**TO DO:** Each entry must be given again exactly; images do not belong in the copy.

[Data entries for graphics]

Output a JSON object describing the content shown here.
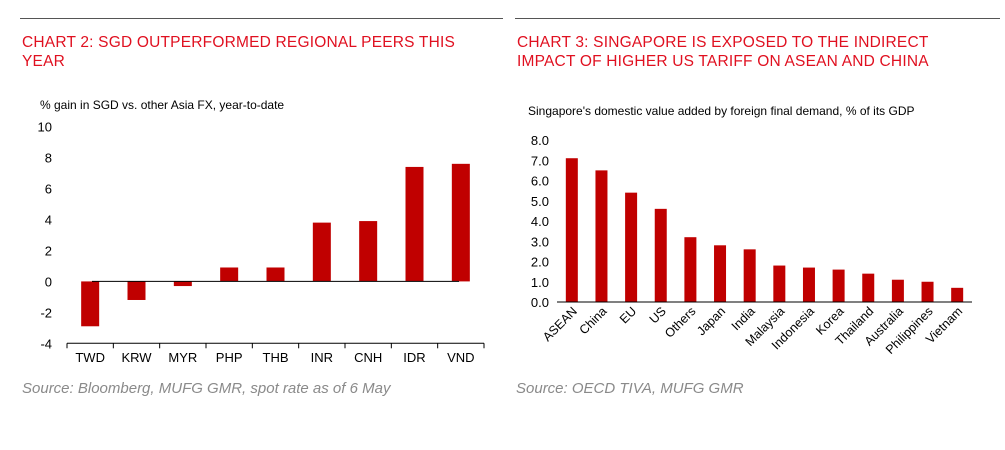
{
  "colors": {
    "title": "#e01020",
    "bar": "#c00000",
    "source": "#8a8a8a"
  },
  "chart_data": [
    {
      "type": "bar",
      "title": "CHART 2: SGD OUTPERFORMED REGIONAL PEERS THIS YEAR",
      "ylabel": "% gain in SGD vs. other Asia FX, year-to-date",
      "source": "Source: Bloomberg, MUFG GMR, spot rate as of 6 May",
      "categories": [
        "TWD",
        "KRW",
        "MYR",
        "PHP",
        "THB",
        "INR",
        "CNH",
        "IDR",
        "VND"
      ],
      "values": [
        -2.9,
        -1.2,
        -0.3,
        0.9,
        0.9,
        3.8,
        3.9,
        7.4,
        7.6
      ],
      "ylim": [
        -4,
        10
      ],
      "yticks": [
        "-4",
        "-2",
        "0",
        "2",
        "4",
        "6",
        "8",
        "10"
      ],
      "grid": false
    },
    {
      "type": "bar",
      "title": "CHART 3: SINGAPORE IS EXPOSED TO THE INDIRECT IMPACT OF HIGHER US TARIFF ON ASEAN AND CHINA",
      "ylabel": "Singapore's domestic value added by foreign final demand, % of its GDP",
      "source": "Source: OECD TIVA, MUFG GMR",
      "categories": [
        "ASEAN",
        "China",
        "EU",
        "US",
        "Others",
        "Japan",
        "India",
        "Malaysia",
        "Indonesia",
        "Korea",
        "Thailand",
        "Australia",
        "Philippines",
        "Vietnam"
      ],
      "values": [
        7.1,
        6.5,
        5.4,
        4.6,
        3.2,
        2.8,
        2.6,
        1.8,
        1.7,
        1.6,
        1.4,
        1.1,
        1.0,
        0.7
      ],
      "ylim": [
        0,
        8
      ],
      "yticks": [
        "0.0",
        "1.0",
        "2.0",
        "3.0",
        "4.0",
        "5.0",
        "6.0",
        "7.0",
        "8.0"
      ],
      "grid": false
    }
  ]
}
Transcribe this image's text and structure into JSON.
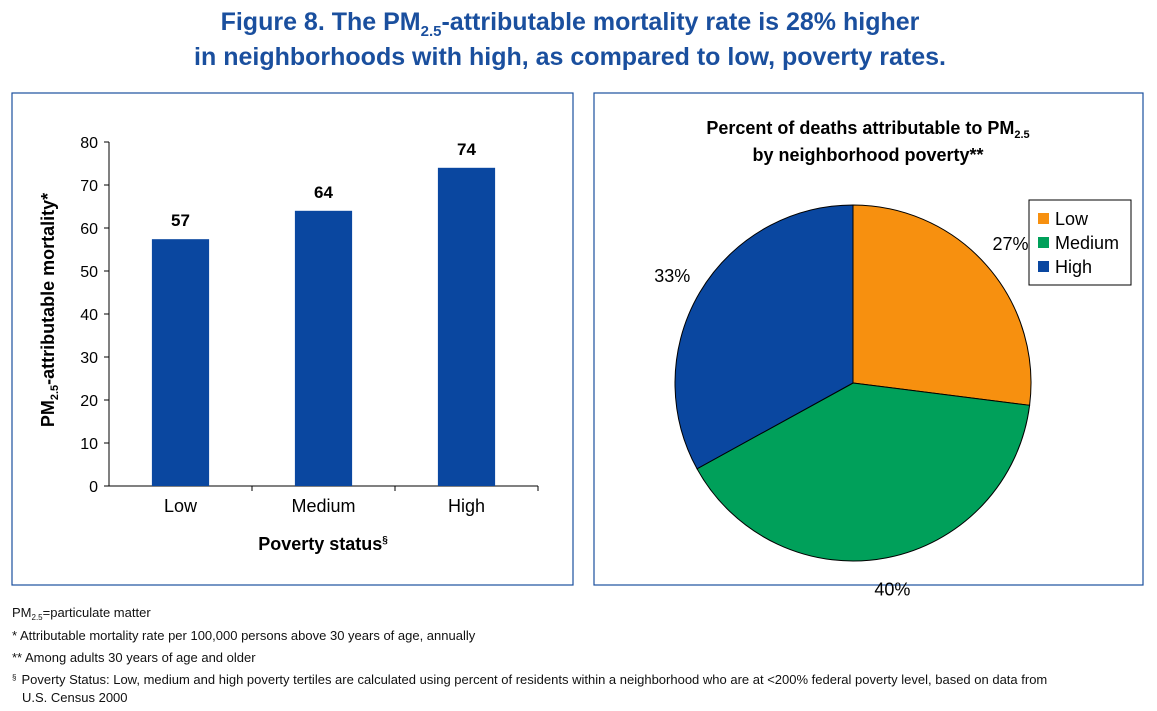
{
  "figure_title": [
    "Figure 8. The PM",
    "2.5",
    "-attributable mortality rate is 28% higher",
    "in neighborhoods with high, as compared to low, poverty rates."
  ],
  "chart_data": [
    {
      "type": "bar",
      "ylabel": [
        "PM",
        "2.5",
        "-attributable mortality*"
      ],
      "xlabel": [
        "Poverty status",
        "§"
      ],
      "categories": [
        "Low",
        "Medium",
        "High"
      ],
      "values": [
        57.4,
        64,
        74
      ],
      "value_labels": [
        "57",
        "64",
        "74"
      ],
      "color": "#0a47a0",
      "ylim": [
        0,
        80
      ],
      "yticks": [
        0,
        10,
        20,
        30,
        40,
        50,
        60,
        70,
        80
      ]
    },
    {
      "type": "pie",
      "title": [
        "Percent of deaths attributable to PM",
        "2.5",
        "by neighborhood poverty**"
      ],
      "categories": [
        "Low",
        "Medium",
        "High"
      ],
      "values": [
        27,
        40,
        33
      ],
      "value_labels": [
        "27%",
        "40%",
        "33%"
      ],
      "colors": [
        "#f7900f",
        "#00a05a",
        "#0a47a0"
      ],
      "legend": "upper right"
    }
  ],
  "footnotes": [
    [
      "PM",
      "2.5",
      "=particulate matter"
    ],
    "* Attributable mortality rate per 100,000 persons above 30 years of age, annually",
    "** Among adults 30 years of age and older",
    [
      "§",
      "Poverty Status: Low, medium and high poverty tertiles are calculated using percent of residents within a neighborhood who are at <200% federal poverty level, based on data from",
      "U.S. Census 2000"
    ]
  ]
}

**COMPLETED TASK:**
Output a JSON object describing the content shown here.
{
  "colors": {
    "title": "#e01020",
    "bar": "#c00000",
    "source": "#8a8a8a"
  },
  "chart_data": [
    {
      "type": "bar",
      "title": "CHART 2: SGD OUTPERFORMED REGIONAL PEERS THIS YEAR",
      "ylabel": "% gain in SGD vs. other Asia FX, year-to-date",
      "source": "Source: Bloomberg, MUFG GMR, spot rate as of 6 May",
      "categories": [
        "TWD",
        "KRW",
        "MYR",
        "PHP",
        "THB",
        "INR",
        "CNH",
        "IDR",
        "VND"
      ],
      "values": [
        -2.9,
        -1.2,
        -0.3,
        0.9,
        0.9,
        3.8,
        3.9,
        7.4,
        7.6
      ],
      "ylim": [
        -4,
        10
      ],
      "yticks": [
        "-4",
        "-2",
        "0",
        "2",
        "4",
        "6",
        "8",
        "10"
      ],
      "grid": false
    },
    {
      "type": "bar",
      "title": "CHART 3: SINGAPORE IS EXPOSED TO THE INDIRECT IMPACT OF HIGHER US TARIFF ON ASEAN AND CHINA",
      "ylabel": "Singapore's domestic value added by foreign final demand, % of its GDP",
      "source": "Source: OECD TIVA, MUFG GMR",
      "categories": [
        "ASEAN",
        "China",
        "EU",
        "US",
        "Others",
        "Japan",
        "India",
        "Malaysia",
        "Indonesia",
        "Korea",
        "Thailand",
        "Australia",
        "Philippines",
        "Vietnam"
      ],
      "values": [
        7.1,
        6.5,
        5.4,
        4.6,
        3.2,
        2.8,
        2.6,
        1.8,
        1.7,
        1.6,
        1.4,
        1.1,
        1.0,
        0.7
      ],
      "ylim": [
        0,
        8
      ],
      "yticks": [
        "0.0",
        "1.0",
        "2.0",
        "3.0",
        "4.0",
        "5.0",
        "6.0",
        "7.0",
        "8.0"
      ],
      "grid": false
    }
  ]
}
Transcribe this image's text and structure into JSON.
{
  "figure_title": [
    "Figure 8. The PM",
    "2.5",
    "-attributable mortality rate is 28% higher",
    "in neighborhoods with high, as compared to low, poverty rates."
  ],
  "chart_data": [
    {
      "type": "bar",
      "ylabel": [
        "PM",
        "2.5",
        "-attributable mortality*"
      ],
      "xlabel": [
        "Poverty status",
        "§"
      ],
      "categories": [
        "Low",
        "Medium",
        "High"
      ],
      "values": [
        57.4,
        64,
        74
      ],
      "value_labels": [
        "57",
        "64",
        "74"
      ],
      "color": "#0a47a0",
      "ylim": [
        0,
        80
      ],
      "yticks": [
        0,
        10,
        20,
        30,
        40,
        50,
        60,
        70,
        80
      ]
    },
    {
      "type": "pie",
      "title": [
        "Percent of deaths attributable to PM",
        "2.5",
        "by neighborhood poverty**"
      ],
      "categories": [
        "Low",
        "Medium",
        "High"
      ],
      "values": [
        27,
        40,
        33
      ],
      "value_labels": [
        "27%",
        "40%",
        "33%"
      ],
      "colors": [
        "#f7900f",
        "#00a05a",
        "#0a47a0"
      ],
      "legend": "upper right"
    }
  ],
  "footnotes": [
    [
      "PM",
      "2.5",
      "=particulate matter"
    ],
    "* Attributable mortality rate per 100,000 persons above 30 years of age, annually",
    "** Among adults 30 years of age and older",
    [
      "§",
      "Poverty Status: Low, medium and high poverty tertiles are calculated using percent of residents within a neighborhood who are at <200% federal poverty level, based on data from",
      "U.S. Census 2000"
    ]
  ]
}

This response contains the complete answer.